━━━ QUOTED TEXT

For negative samples (where \(y=0\)), \(b\) is sampled from \(\eta\). For instance, assuming \(\eta\) is uniform:

\[ P(b \mid y=0) = \frac{1}{|B|} \]

The sampling rates for positive and negative samples lead to the joint probability:

\[ P(y=0) = \frac{k}{k+1}, \qquad P(y=1) = \frac{1}{k+1} \]

\[ P(y, b \mid a; \mathbf{u}, \mathbf{v}) = P(y=0) P(b \mid y=0) + P(y=1) P(b \mid y=1, a; \mathbf{u}, \mathbf{v}) \]

Leveraging conditional probabilities, the binary classification model is defined as following:

\[ P(y = 0 \mid a, b; \mathbf{u}, \mathbf{v}) = \frac{k P(b \mid y=0)}{k P(b \mid y=0) + P(b \mid y=1, a; \mathbf{u}, \mathbf{v})} \]

\[ P(y = 1 \mid a, b; \mathbf{u}, \mathbf{v}) = \frac{P(b \mid y=1, a; \mathbf{u}, \mathbf{v})}{k P(b \mid y=0) + P(b \mid y=1, a; \mathbf{u}, \mathbf{v})} \]

The likelihood for a single input-output pair \((a, b)\) combines the probability of correctly identifying both \(b\) as a positive sample and \(b_i'\) as negative ones:

\[ l (a, b ; \mathbf{u}, \mathbf{v}) = - \log P(y = 1 \mid a, b; \mathbf{u}, \mathbf{v}) - \sum_{i=1, b_i' \sim \eta}^k \log P(y = 0 \mid a, b_i'; \mathbf{u}, \mathbf{v}) \]

At this point, it should be noted that both terms still depend on the softmax function over the whole \(B\) set. Both Mnih and Teh⁶ and Vaswani et al.⁷ discuss the computational cost of the softmax function denominator, acting as a normalization term:

\[ P(b \mid y=1, a; \mathbf{u}, \mathbf{v}) = \frac{e^{f(a, b ; \mathbf{u}, \mathbf{v})}}{\sum_{b'} e^{f(a, b' ; \mathbf{u}, \mathbf{v})}} = \frac{e^{f(a, b ; \mathbf{u}, \mathbf{v})}}{Z_{\mathbf{u}, \mathbf{v}}(a)} \]

To mitigate this, one proposed strategy involves introducing trainable parameters \(z_a\), aimed at approximating \(Z_{\mathbf{u}, \mathbf{v}}(a)\) and being optimized jointly during the training process. Interestingly, Mnih and Teh found that simply setting \(z_a=1\) does not affect model performance. Supporting this, Zoph et al.⁸ observed that even when \(z_a\) is allowed to vary during training, it remains close to 1, exhibiting low variance. Consequently, a practical approach is to adopt a fixed value of 1 for \(z_a\), simplifying the equations and reducing computational overhead without compromising model efficacy:

\[ P(b \mid y=1, a; \mathbf{u}, \mathbf{v}) = e^{f(a, b ; \mathbf{u}, \mathbf{v})} \]

\[ P(y = 1 \mid a, b; \mathbf{u}, \mathbf{v}) = \frac{e^{f(a, b ; \mathbf{u}, \mathbf{v})}}{k P(b \mid y=0) + e^{f(a, b ; \mathbf{u}, \mathbf{v})}} \]

Mnih and Teh ⁶ report that using \(k = 25\) is sufficient to match the performance of the regular softmax.

━━━━━━
━━━ MATERIAL

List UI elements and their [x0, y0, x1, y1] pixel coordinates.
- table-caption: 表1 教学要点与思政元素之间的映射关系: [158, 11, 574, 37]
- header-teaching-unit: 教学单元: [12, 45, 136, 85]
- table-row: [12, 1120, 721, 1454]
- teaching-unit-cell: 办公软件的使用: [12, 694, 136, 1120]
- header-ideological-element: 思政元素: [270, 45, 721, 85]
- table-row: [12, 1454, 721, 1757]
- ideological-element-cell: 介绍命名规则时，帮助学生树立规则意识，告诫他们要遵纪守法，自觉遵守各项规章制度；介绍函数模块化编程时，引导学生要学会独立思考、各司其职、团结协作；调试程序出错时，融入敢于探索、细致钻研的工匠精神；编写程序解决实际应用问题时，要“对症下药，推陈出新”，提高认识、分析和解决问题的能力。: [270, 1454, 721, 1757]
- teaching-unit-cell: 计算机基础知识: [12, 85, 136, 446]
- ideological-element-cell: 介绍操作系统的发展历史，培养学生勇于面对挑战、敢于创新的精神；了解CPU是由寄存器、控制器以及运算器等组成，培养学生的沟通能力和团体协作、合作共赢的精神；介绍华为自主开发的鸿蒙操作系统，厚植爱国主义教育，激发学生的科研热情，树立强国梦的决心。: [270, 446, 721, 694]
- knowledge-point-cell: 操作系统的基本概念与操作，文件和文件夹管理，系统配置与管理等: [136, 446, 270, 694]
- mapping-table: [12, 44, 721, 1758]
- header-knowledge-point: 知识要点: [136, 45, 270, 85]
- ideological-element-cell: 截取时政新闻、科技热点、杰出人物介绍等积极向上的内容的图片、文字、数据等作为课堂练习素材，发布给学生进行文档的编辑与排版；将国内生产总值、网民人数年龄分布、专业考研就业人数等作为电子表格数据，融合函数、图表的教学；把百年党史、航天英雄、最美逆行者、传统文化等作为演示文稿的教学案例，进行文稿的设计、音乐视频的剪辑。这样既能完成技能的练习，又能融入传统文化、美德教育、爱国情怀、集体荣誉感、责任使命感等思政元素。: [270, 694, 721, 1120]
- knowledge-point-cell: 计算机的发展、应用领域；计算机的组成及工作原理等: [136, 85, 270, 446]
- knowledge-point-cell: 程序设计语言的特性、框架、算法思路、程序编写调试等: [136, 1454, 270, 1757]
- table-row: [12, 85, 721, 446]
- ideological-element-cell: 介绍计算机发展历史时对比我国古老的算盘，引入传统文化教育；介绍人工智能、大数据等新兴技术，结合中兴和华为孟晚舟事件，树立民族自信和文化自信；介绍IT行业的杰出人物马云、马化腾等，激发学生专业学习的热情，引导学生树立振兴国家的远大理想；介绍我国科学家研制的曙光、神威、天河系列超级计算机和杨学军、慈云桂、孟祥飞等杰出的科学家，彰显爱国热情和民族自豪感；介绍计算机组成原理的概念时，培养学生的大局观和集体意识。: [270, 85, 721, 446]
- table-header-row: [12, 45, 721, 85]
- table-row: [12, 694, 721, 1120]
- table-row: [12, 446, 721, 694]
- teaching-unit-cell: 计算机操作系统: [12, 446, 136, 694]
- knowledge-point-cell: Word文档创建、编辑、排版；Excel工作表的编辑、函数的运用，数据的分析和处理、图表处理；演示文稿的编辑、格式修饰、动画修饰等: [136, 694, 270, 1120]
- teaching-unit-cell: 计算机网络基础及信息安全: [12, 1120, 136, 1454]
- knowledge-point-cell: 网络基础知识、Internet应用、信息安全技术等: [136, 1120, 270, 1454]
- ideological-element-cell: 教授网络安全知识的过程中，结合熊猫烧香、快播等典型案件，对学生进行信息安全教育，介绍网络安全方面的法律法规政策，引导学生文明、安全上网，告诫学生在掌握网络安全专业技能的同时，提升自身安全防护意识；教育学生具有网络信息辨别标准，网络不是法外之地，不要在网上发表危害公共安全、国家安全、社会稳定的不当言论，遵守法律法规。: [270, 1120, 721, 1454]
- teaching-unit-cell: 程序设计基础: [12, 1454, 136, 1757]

━━━━━━

Write what comes next in the passage on replacing the softmax with a binary classifier over positive and negative samples, starting after its final sentence.

Note

By setting the denominator to 1, as proposed above, the model has to essentially learn to self-normalize. Devlin et al.⁹ add a squared error penalty to enforce this equivalence. Andreas and Klein¹⁰ suggest that it should even be sufficient to only normalize a fraction of the training examples and still obtain approximate self-normalising behaviour.

Negative sampling formulation#

Negative Sampling, popularised by Mikolov et al.¹¹, can be seen as an approximation of NCE. It simplifies this computation by replacing \(k P(b \mid y=0)\) by 1, leading to the sigmoid function \(\sigma(x)\). Note that equality holds, in theory, only when \(k = |B|\) and \(\eta\) is the uniform distribution.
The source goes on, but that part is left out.